* _TASK DESCRIPTION_: Check each line for the string "same". Give only the count of lines that have it.
===== RECORDS PROVIDED =====
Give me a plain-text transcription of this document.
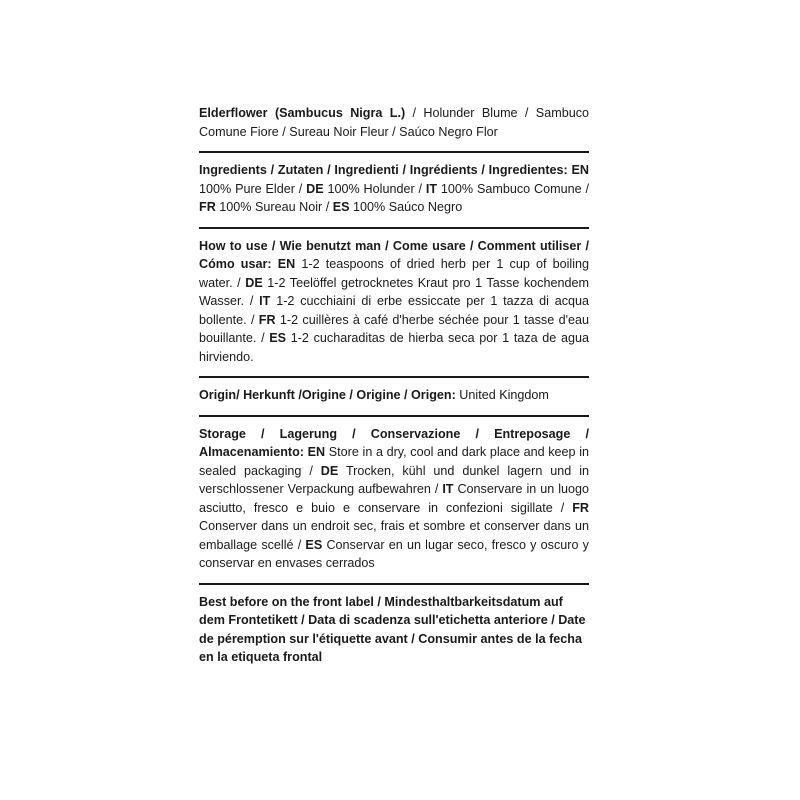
Elderflower (Sambucus Nigra L.) / Holunder Blume / Sambuco Comune Fiore / Sureau Noir Fleur / Saúco Negro Flor
Ingredients / Zutaten / Ingredienti / Ingrédients / Ingredientes: EN 100% Pure Elder / DE 100% Holunder / IT 100% Sambuco Comune / FR 100% Sureau Noir / ES 100% Saúco Negro
How to use / Wie benutzt man / Come usare / Comment utiliser / Cómo usar: EN 1-2 teaspoons of dried herb per 1 cup of boiling water. / DE 1-2 Teelöffel getrocknetes Kraut pro 1 Tasse kochendem Wasser. / IT 1-2 cucchiaini di erbe essiccate per 1 tazza di acqua bollente. / FR 1-2 cuillères à café d'herbe séchée pour 1 tasse d'eau bouillante. / ES 1-2 cucharaditas de hierba seca por 1 taza de agua hirviendo.
Origin/ Herkunft /Origine / Origine / Origen: United Kingdom
Storage / Lagerung / Conservazione / Entreposage / Almacenamiento: EN Store in a dry, cool and dark place and keep in sealed packaging / DE Trocken, kühl und dunkel lagern und in verschlossener Verpackung aufbewahren / IT Conservare in un luogo asciutto, fresco e buio e conservare in confezioni sigillate / FR Conserver dans un endroit sec, frais et sombre et conserver dans un emballage scellé / ES Conservar en un lugar seco, fresco y oscuro y conservar en envases cerrados
Best before on the front label / Mindesthaltbarkeitsdatum auf dem Frontetikett / Data di scadenza sull'etichetta anteriore / Date de péremption sur l'étiquette avant / Consumir antes de la fecha en la etiqueta frontal
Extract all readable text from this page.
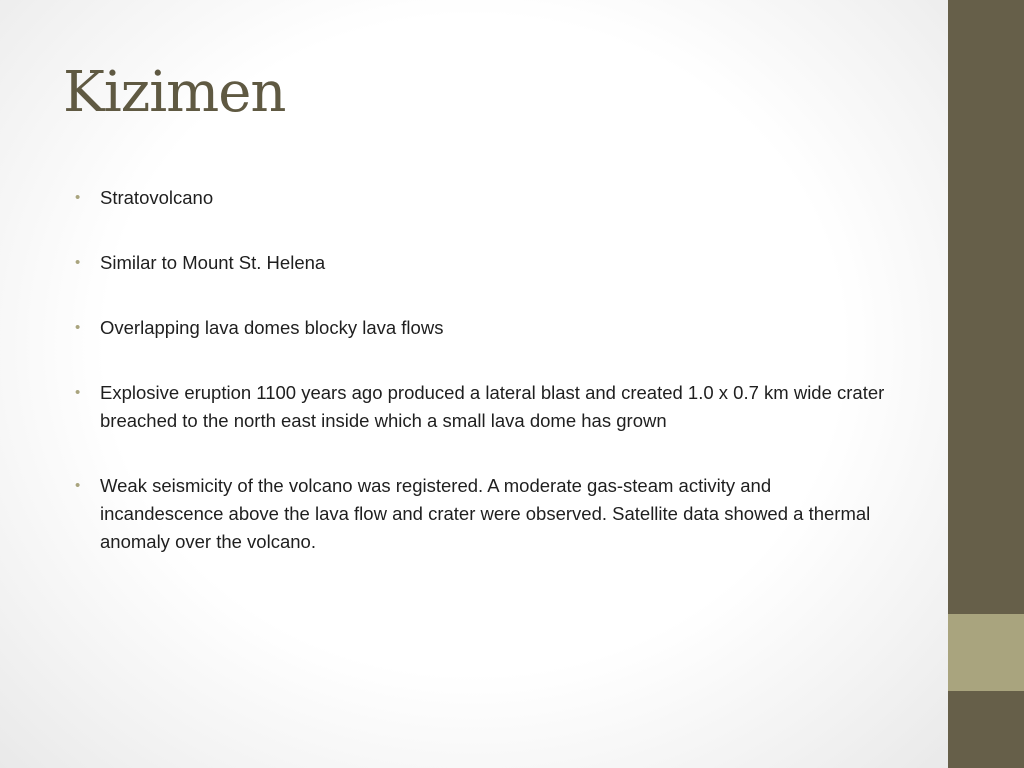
Kizimen
• Stratovolcano
• Similar to Mount St. Helena
• Overlapping lava domes blocky lava flows
• Explosive eruption 1100 years ago produced a lateral blast and created 1.0 x 0.7 km wide crater breached to the north east inside which a small lava dome has grown
• Weak seismicity of the volcano was registered. A moderate gas-steam activity and incandescence above the lava flow and crater were observed. Satellite data showed a thermal anomaly over the volcano.
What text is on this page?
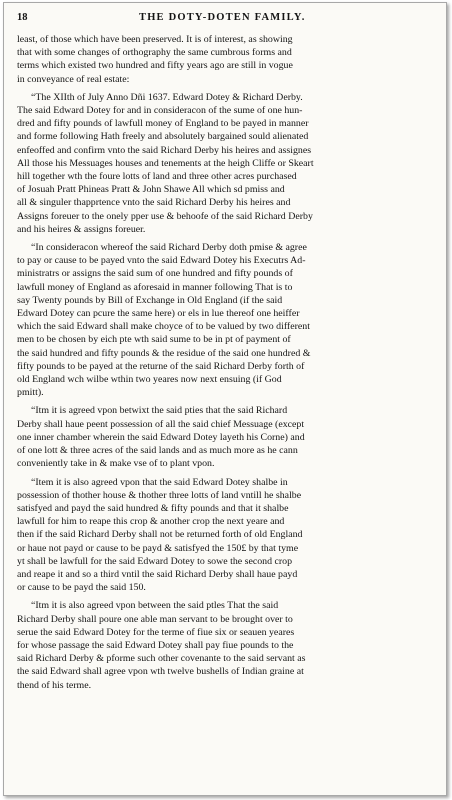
18	THE DOTY-DOTEN FAMILY.
least, of those which have been preserved. It is of interest, as showing
that with some changes of orthography the same cumbrous forms and
terms which existed two hundred and fifty years ago are still in vogue
in conveyance of real estate:
“The XIIth of July Anno Dñi 1637. Edward Dotey & Richard Derby.
The said Edward Dotey for and in consideracon of the sume of one hun-
dred and fifty pounds of lawfull money of England to be payed in manner
and forme following Hath freely and absolutely bargained sould alienated
enfeoffed and confirm vnto the said Richard Derby his heires and assignes
All those his Messuages houses and tenements at the heigh Cliffe or Skeart
hill together wth the foure lotts of land and three other acres purchased
of Josuah Pratt Phineas Pratt & John Shawe All which sd pmiss and
all & singuler thapprtence vnto the said Richard Derby his heires and
Assigns foreuer to the onely pper use & behoofe of the said Richard Derby
and his heires & assigns foreuer.
“In consideracon whereof the said Richard Derby doth pmise & agree
to pay or cause to be payed vnto the said Edward Dotey his Executrs Ad-
ministratrs or assigns the said sum of one hundred and fifty pounds of
lawfull money of England as aforesaid in manner following That is to
say Twenty pounds by Bill of Exchange in Old England (if the said
Edward Dotey can pcure the same here) or els in lue thereof one heiffer
which the said Edward shall make choyce of to be valued by two different
men to be chosen by eich pte wth said sume to be in pt of payment of
the said hundred and fifty pounds & the residue of the said one hundred &
fifty pounds to be payed at the returne of the said Richard Derby forth of
old England wch wilbe wthin two yeares now next ensuing (if God
pmitt).
“Itm it is agreed vpon betwixt the said pties that the said Richard
Derby shall haue peent possession of all the said chief Messuage (except
one inner chamber wherein the said Edward Dotey layeth his Corne) and
of one lott & three acres of the said lands and as much more as he cann
conveniently take in & make vse of to plant vpon.
“Item it is also agreed vpon that the said Edward Dotey shalbe in
possession of thother house & thother three lotts of land vntill he shalbe
satisfyed and payd the said hundred & fifty pounds and that it shalbe
lawfull for him to reape this crop & another crop the next yeare and
then if the said Richard Derby shall not be returned forth of old England
or haue not payd or cause to be payd & satisfyed the 150£ by that tyme
yt shall be lawfull for the said Edward Dotey to sowe the second crop
and reape it and so a third vntil the said Richard Derby shall haue payd
or cause to be payd the said 150.
“Itm it is also agreed vpon between the said ptles That the said
Richard Derby shall poure one able man servant to be brought over to
serue the said Edward Dotey for the terme of fiue six or seauen yeares
for whose passage the said Edward Dotey shall pay fiue pounds to the
said Richard Derby & pforme such other covenante to the said servant as
the said Edward shall agree vpon wth twelve bushells of Indian graine at
thend of his terme.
=====
* _SOLUTION TO THIS EXERCISE_: 2